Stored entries
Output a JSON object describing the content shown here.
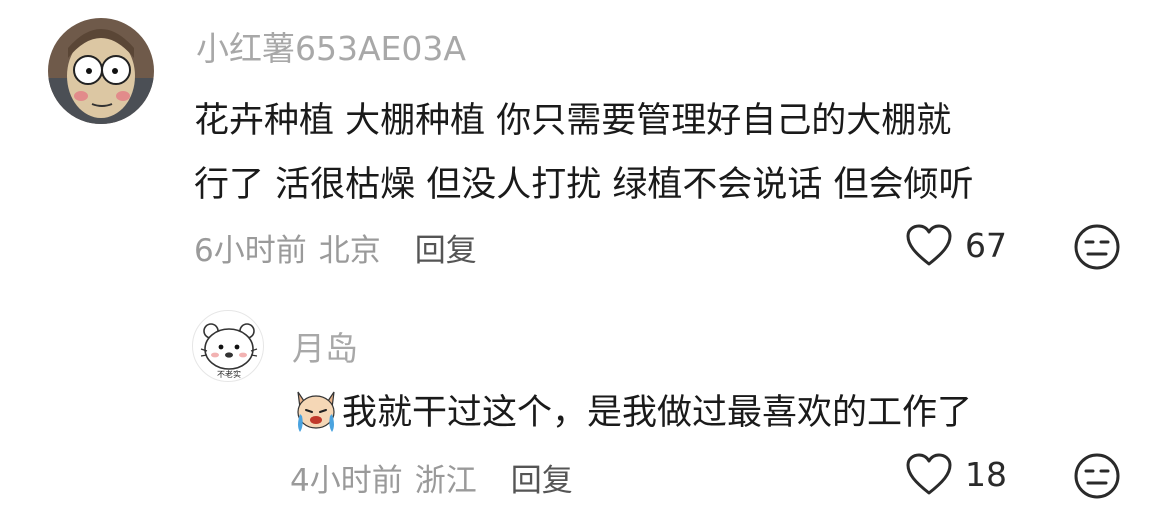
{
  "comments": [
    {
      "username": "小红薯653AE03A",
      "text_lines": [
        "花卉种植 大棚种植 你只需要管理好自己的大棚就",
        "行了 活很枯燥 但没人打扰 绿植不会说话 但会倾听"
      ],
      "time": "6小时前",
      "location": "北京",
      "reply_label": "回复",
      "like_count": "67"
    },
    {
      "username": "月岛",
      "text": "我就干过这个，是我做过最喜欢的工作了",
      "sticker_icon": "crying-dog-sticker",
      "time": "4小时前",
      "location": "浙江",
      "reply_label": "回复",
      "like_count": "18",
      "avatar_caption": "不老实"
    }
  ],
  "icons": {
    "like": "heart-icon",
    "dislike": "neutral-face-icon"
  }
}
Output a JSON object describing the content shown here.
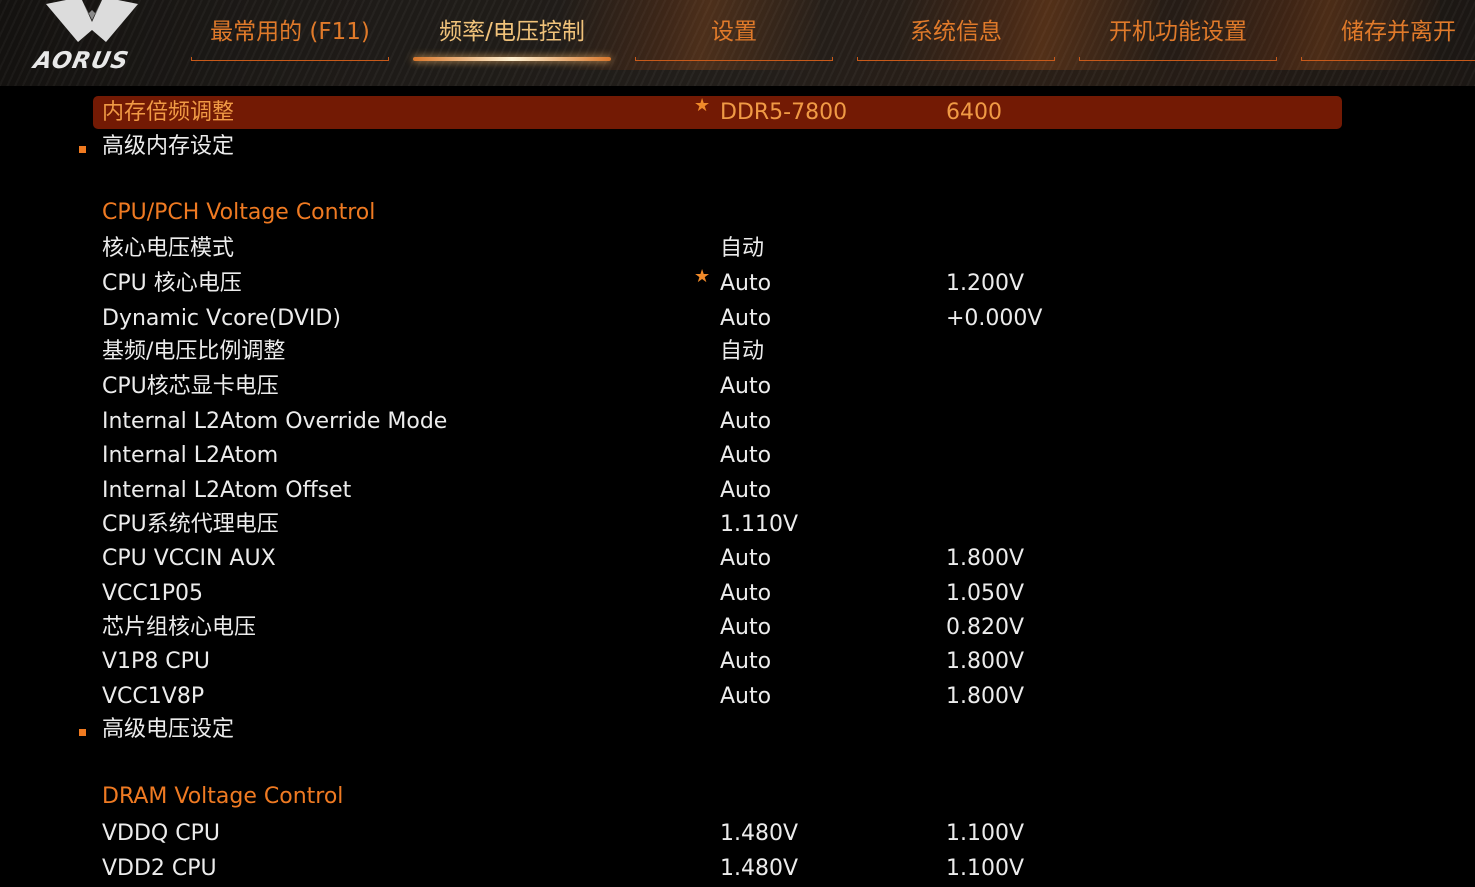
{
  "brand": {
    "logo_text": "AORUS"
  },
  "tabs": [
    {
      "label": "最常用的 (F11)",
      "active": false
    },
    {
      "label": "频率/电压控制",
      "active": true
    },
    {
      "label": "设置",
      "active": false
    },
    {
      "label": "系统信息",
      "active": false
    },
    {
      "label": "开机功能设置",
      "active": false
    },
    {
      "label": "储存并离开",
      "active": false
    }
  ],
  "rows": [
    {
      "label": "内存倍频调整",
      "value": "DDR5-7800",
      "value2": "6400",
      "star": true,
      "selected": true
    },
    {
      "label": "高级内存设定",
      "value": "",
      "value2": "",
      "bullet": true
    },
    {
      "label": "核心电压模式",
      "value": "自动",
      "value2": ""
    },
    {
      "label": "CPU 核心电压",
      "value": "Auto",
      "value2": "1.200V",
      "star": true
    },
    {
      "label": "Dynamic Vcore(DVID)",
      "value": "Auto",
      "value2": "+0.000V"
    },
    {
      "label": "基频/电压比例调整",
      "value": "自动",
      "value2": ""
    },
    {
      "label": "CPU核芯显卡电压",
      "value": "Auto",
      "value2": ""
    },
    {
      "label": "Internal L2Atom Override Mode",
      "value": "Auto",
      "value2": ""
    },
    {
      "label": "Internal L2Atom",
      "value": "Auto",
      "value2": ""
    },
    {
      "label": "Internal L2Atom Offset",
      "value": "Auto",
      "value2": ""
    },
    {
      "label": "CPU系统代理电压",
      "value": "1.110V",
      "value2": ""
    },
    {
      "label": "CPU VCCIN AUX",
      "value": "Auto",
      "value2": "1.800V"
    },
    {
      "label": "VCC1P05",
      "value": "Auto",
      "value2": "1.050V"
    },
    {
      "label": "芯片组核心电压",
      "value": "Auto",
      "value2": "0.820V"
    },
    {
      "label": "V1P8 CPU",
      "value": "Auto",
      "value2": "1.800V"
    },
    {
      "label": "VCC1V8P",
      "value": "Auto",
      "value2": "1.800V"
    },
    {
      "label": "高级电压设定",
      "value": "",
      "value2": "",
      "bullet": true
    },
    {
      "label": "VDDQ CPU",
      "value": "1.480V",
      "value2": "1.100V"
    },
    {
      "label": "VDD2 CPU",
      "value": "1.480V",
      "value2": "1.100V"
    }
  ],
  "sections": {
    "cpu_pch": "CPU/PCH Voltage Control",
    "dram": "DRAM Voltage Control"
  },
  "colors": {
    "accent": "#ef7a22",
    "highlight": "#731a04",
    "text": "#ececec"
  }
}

▶ [Work to complete]
Wherever the string "Voltage" appears in the entries above, list that line.

▶ [Response]
    "cpu_pch": "CPU/PCH Voltage Control",
    "dram": "DRAM Voltage Control"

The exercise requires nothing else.